Segment Open
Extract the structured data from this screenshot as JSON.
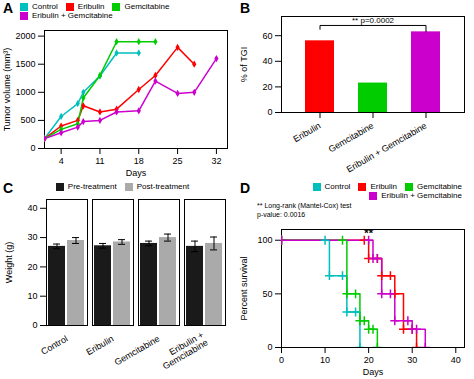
{
  "chart_data": [
    {
      "type": "line",
      "title": "A",
      "xlabel": "Days",
      "ylabel": "Tumor volume (mm³)",
      "xlim": [
        1,
        34
      ],
      "ylim": [
        0,
        2100
      ],
      "xticks": [
        4,
        11,
        18,
        25,
        32
      ],
      "yticks": [
        0,
        500,
        1000,
        1500,
        2000
      ],
      "legend": "upper left",
      "series": [
        {
          "name": "Control",
          "color": "#00BFBF",
          "marker": "diamond",
          "x": [
            1,
            4,
            7,
            8,
            11,
            14,
            18
          ],
          "values": [
            175,
            570,
            800,
            1000,
            1290,
            1700,
            1700
          ]
        },
        {
          "name": "Eribulin",
          "color": "#FF0000",
          "marker": "diamond",
          "x": [
            1,
            4,
            7,
            8,
            11,
            14,
            18,
            21,
            25,
            28
          ],
          "values": [
            175,
            400,
            500,
            760,
            650,
            700,
            1050,
            1300,
            1800,
            1500
          ]
        },
        {
          "name": "Gemcitabine",
          "color": "#00CC00",
          "marker": "diamond",
          "x": [
            1,
            4,
            7,
            8,
            11,
            14,
            18,
            21
          ],
          "values": [
            175,
            340,
            440,
            900,
            1300,
            1900,
            1900,
            1900
          ]
        },
        {
          "name": "Eribulin + Gemcitabine",
          "color": "#CC00CC",
          "marker": "diamond",
          "x": [
            1,
            4,
            7,
            8,
            11,
            14,
            18,
            21,
            25,
            28,
            32
          ],
          "values": [
            175,
            280,
            380,
            480,
            500,
            650,
            670,
            1200,
            980,
            1000,
            1600
          ]
        }
      ]
    },
    {
      "type": "bar",
      "title": "B",
      "ylabel": "% of TGI",
      "categories": [
        "Eribulin",
        "Gemcitabine",
        "Eribulin + Gemcitabine"
      ],
      "values": [
        56,
        23,
        63
      ],
      "colors": [
        "#FF0000",
        "#00CC00",
        "#CC00CC"
      ],
      "ylim": [
        0,
        75
      ],
      "yticks": [
        0,
        20,
        40,
        60
      ],
      "annotations": [
        {
          "text": "** p=0.0002",
          "from": "Eribulin",
          "to": "Eribulin + Gemcitabine",
          "y": 68,
          "ends": [
            65,
            63
          ]
        }
      ]
    },
    {
      "type": "bar",
      "title": "C",
      "ylabel": "Weight (g)",
      "categories": [
        "Control",
        "Eribulin",
        "Gemcitabine",
        "Eribulin +\nGemcitabine"
      ],
      "series": [
        {
          "name": "Pre-treatment",
          "color": "#1a1a1a",
          "values": [
            27.0,
            27.2,
            28.0,
            27.0
          ],
          "errors": [
            0.8,
            0.8,
            0.8,
            1.8
          ]
        },
        {
          "name": "Post-treatment",
          "color": "#aaaaaa",
          "values": [
            29.0,
            28.5,
            30.0,
            28.0
          ],
          "errors": [
            1.0,
            0.8,
            1.2,
            2.2
          ]
        }
      ],
      "ylim": [
        0,
        43
      ],
      "yticks": [
        0,
        10,
        20,
        30,
        40
      ],
      "legend": "upper center"
    },
    {
      "type": "step",
      "title": "D",
      "xlabel": "Days",
      "ylabel": "Percent survival",
      "xlim": [
        0,
        42
      ],
      "ylim": [
        0,
        110
      ],
      "xticks": [
        0,
        10,
        20,
        30,
        40
      ],
      "yticks": [
        0,
        50,
        100
      ],
      "legend": "upper right",
      "series": [
        {
          "name": "Control",
          "color": "#00BFBF",
          "marker": "plus",
          "x": [
            0,
            10,
            11,
            14,
            15,
            17,
            18
          ],
          "values": [
            100,
            100,
            67,
            67,
            33,
            33,
            0
          ]
        },
        {
          "name": "Eribulin",
          "color": "#FF0000",
          "marker": "plus",
          "x": [
            0,
            19,
            20,
            22,
            23,
            25,
            26,
            28,
            30,
            31
          ],
          "values": [
            100,
            100,
            83,
            83,
            67,
            67,
            50,
            17,
            17,
            0
          ]
        },
        {
          "name": "Gemcitabine",
          "color": "#00CC00",
          "marker": "plus",
          "x": [
            0,
            14,
            15,
            17,
            18,
            19,
            20,
            21,
            22
          ],
          "values": [
            100,
            100,
            50,
            50,
            25,
            25,
            17,
            17,
            0
          ]
        },
        {
          "name": "Eribulin + Gemcitabine",
          "color": "#CC00CC",
          "marker": "plus",
          "x": [
            0,
            20,
            21,
            22,
            23,
            25,
            26,
            29,
            30,
            31,
            33
          ],
          "values": [
            100,
            100,
            83,
            83,
            50,
            50,
            25,
            25,
            17,
            17,
            0
          ]
        }
      ],
      "annotations": [
        {
          "text": "**",
          "x": 20,
          "y": 103
        },
        {
          "text": "** Long-rank (Mantel-Cox) test\np-value: 0.0016"
        }
      ]
    }
  ]
}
Segment Closed
Problem to solve
Filter the records for the string "ylabel" and copy every line that holds it.

Answer section
      "ylabel": "Tumor volume (mm³)",
      "ylabel": "% of TGI",
      "ylabel": "Weight (g)",
      "ylabel": "Percent survival",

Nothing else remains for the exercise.